#### [GIVEN PROBLEM]
Work out how many lines in the listing below include the word "ОБРАЗОВАНИЯ". Give nothing but the number.

#### [DATA SHOWN]
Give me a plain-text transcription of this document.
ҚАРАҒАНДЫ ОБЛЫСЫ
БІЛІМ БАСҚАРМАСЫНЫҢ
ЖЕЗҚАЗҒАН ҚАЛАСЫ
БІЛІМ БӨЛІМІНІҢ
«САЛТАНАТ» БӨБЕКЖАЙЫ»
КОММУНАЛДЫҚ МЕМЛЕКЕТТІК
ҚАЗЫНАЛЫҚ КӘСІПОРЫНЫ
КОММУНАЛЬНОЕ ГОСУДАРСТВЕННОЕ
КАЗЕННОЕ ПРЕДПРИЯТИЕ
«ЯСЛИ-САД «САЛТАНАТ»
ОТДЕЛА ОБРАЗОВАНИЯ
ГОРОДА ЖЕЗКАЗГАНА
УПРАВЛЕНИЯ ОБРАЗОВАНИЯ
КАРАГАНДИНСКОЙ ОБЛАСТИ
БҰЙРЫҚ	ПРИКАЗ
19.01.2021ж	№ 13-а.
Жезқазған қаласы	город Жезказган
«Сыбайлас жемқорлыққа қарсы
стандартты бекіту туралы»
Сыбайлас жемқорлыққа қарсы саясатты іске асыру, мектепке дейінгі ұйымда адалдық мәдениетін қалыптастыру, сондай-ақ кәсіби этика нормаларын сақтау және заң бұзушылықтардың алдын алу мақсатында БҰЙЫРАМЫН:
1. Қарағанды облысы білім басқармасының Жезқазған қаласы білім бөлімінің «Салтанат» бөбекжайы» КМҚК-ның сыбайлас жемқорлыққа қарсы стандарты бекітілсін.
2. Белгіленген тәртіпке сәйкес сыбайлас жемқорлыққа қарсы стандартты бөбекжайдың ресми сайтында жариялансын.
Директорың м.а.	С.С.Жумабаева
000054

#### [TASK OUTPUT]
2